Objective |
Extract the data exactly, missing nothing.

Record extracts |
▬▬▬

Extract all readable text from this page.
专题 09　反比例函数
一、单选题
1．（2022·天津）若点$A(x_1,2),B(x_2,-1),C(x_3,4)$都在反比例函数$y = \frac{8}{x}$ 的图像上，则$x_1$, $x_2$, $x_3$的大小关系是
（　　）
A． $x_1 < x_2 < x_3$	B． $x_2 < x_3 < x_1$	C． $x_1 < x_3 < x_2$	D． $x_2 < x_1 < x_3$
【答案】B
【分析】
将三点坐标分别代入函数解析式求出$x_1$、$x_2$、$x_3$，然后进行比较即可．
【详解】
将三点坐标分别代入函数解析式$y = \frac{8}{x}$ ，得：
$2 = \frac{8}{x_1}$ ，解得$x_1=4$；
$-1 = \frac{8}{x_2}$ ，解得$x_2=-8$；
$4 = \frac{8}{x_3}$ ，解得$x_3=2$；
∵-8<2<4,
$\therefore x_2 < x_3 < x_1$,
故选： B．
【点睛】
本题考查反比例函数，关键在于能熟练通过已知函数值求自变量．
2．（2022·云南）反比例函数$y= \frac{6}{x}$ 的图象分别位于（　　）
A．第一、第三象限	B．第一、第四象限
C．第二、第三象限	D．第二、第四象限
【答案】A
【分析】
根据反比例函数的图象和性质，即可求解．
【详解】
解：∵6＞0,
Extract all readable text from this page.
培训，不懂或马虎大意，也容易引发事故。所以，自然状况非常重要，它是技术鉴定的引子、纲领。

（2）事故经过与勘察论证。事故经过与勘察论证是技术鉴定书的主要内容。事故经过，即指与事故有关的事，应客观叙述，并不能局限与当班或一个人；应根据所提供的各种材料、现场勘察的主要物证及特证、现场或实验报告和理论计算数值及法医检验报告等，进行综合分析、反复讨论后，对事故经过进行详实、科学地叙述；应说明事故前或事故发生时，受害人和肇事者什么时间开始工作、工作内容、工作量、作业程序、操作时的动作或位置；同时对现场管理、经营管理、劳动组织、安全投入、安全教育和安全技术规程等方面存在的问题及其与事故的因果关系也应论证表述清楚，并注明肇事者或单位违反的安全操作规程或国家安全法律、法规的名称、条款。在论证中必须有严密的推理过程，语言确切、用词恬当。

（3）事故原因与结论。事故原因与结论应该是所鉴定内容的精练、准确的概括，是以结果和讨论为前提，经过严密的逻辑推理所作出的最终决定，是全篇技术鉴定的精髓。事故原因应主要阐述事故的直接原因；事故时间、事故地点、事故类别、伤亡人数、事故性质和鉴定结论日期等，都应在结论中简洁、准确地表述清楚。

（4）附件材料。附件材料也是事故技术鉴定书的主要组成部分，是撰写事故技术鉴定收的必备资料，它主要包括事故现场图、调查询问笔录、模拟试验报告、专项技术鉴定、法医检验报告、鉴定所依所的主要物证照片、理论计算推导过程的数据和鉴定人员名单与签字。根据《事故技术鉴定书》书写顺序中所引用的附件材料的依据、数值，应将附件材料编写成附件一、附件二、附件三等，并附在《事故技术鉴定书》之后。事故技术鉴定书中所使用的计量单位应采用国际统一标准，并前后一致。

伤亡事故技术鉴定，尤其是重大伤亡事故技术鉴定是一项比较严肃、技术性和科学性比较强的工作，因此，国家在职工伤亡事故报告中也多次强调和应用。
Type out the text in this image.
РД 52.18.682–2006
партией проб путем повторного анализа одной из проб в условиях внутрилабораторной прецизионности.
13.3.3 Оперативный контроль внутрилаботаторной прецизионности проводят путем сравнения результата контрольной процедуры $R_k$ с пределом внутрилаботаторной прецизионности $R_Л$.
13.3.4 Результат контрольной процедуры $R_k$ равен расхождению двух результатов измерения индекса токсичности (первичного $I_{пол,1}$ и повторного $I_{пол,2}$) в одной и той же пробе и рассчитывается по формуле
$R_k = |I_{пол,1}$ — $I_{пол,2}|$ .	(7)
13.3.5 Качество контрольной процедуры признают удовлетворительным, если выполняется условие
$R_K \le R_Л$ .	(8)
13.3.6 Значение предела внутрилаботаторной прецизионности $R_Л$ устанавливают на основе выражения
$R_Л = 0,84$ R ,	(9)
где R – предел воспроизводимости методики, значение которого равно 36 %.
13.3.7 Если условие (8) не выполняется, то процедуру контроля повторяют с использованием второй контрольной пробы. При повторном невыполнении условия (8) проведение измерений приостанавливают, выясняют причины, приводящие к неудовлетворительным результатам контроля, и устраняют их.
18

▬▬▬

Solution below |
Extract all readable text from this page.
专题 09　反比例函数
一、单选题
1．（2022·天津）若点$A(x_1,2),B(x_2,-1),C(x_3,4)$都在反比例函数$y = \frac{8}{x}$ 的图像上，则$x_1$, $x_2$, $x_3$的大小关系是
（　　）
A． $x_1 < x_2 < x_3$	B． $x_2 < x_3 < x_1$	C． $x_1 < x_3 < x_2$	D． $x_2 < x_1 < x_3$
【答案】B
【分析】
将三点坐标分别代入函数解析式求出$x_1$、$x_2$、$x_3$，然后进行比较即可．
【详解】
将三点坐标分别代入函数解析式$y = \frac{8}{x}$ ，得：
$2 = \frac{8}{x_1}$ ，解得$x_1=4$；
$-1 = \frac{8}{x_2}$ ，解得$x_2=-8$；
$4 = \frac{8}{x_3}$ ，解得$x_3=2$；
∵-8<2<4,
$\therefore x_2 < x_3 < x_1$,
故选： B．
【点睛】
本题考查反比例函数，关键在于能熟练通过已知函数值求自变量．
2．（2022·云南）反比例函数$y= \frac{6}{x}$ 的图象分别位于（　　）
A．第一、第三象限	B．第一、第四象限
C．第二、第三象限	D．第二、第四象限
【答案】A
【分析】
根据反比例函数的图象和性质，即可求解．
【详解】
解：∵6＞0,
Extract all readable text from this page.
培训，不懂或马虎大意，也容易引发事故。所以，自然状况非常重要，它是技术鉴定的引子、纲领。

（2）事故经过与勘察论证。事故经过与勘察论证是技术鉴定书的主要内容。事故经过，即指与事故有关的事，应客观叙述，并不能局限与当班或一个人；应根据所提供的各种材料、现场勘察的主要物证及特证、现场或实验报告和理论计算数值及法医检验报告等，进行综合分析、反复讨论后，对事故经过进行详实、科学地叙述；应说明事故前或事故发生时，受害人和肇事者什么时间开始工作、工作内容、工作量、作业程序、操作时的动作或位置；同时对现场管理、经营管理、劳动组织、安全投入、安全教育和安全技术规程等方面存在的问题及其与事故的因果关系也应论证表述清楚，并注明肇事者或单位违反的安全操作规程或国家安全法律、法规的名称、条款。在论证中必须有严密的推理过程，语言确切、用词恬当。

（3）事故原因与结论。事故原因与结论应该是所鉴定内容的精练、准确的概括，是以结果和讨论为前提，经过严密的逻辑推理所作出的最终决定，是全篇技术鉴定的精髓。事故原因应主要阐述事故的直接原因；事故时间、事故地点、事故类别、伤亡人数、事故性质和鉴定结论日期等，都应在结论中简洁、准确地表述清楚。

（4）附件材料。附件材料也是事故技术鉴定书的主要组成部分，是撰写事故技术鉴定收的必备资料，它主要包括事故现场图、调查询问笔录、模拟试验报告、专项技术鉴定、法医检验报告、鉴定所依所的主要物证照片、理论计算推导过程的数据和鉴定人员名单与签字。根据《事故技术鉴定书》书写顺序中所引用的附件材料的依据、数值，应将附件材料编写成附件一、附件二、附件三等，并附在《事故技术鉴定书》之后。事故技术鉴定书中所使用的计量单位应采用国际统一标准，并前后一致。

伤亡事故技术鉴定，尤其是重大伤亡事故技术鉴定是一项比较严肃、技术性和科学性比较强的工作，因此，国家在职工伤亡事故报告中也多次强调和应用。
Type out the text in this image.
РД 52.18.682–2006
партией проб путем повторного анализа одной из проб в условиях внутрилабораторной прецизионности.
13.3.3 Оперативный контроль внутрилаботаторной прецизионности проводят путем сравнения результата контрольной процедуры $R_k$ с пределом внутрилаботаторной прецизионности $R_Л$.
13.3.4 Результат контрольной процедуры $R_k$ равен расхождению двух результатов измерения индекса токсичности (первичного $I_{пол,1}$ и повторного $I_{пол,2}$) в одной и той же пробе и рассчитывается по формуле
$R_k = |I_{пол,1}$ — $I_{пол,2}|$ .	(7)
13.3.5 Качество контрольной процедуры признают удовлетворительным, если выполняется условие
$R_K \le R_Л$ .	(8)
13.3.6 Значение предела внутрилаботаторной прецизионности $R_Л$ устанавливают на основе выражения
$R_Л = 0,84$ R ,	(9)
где R – предел воспроизводимости методики, значение которого равно 36 %.
13.3.7 Если условие (8) не выполняется, то процедуру контроля повторяют с использованием второй контрольной пробы. При повторном невыполнении условия (8) проведение измерений приостанавливают, выясняют причины, приводящие к неудовлетворительным результатам контроля, и устраняют их.
18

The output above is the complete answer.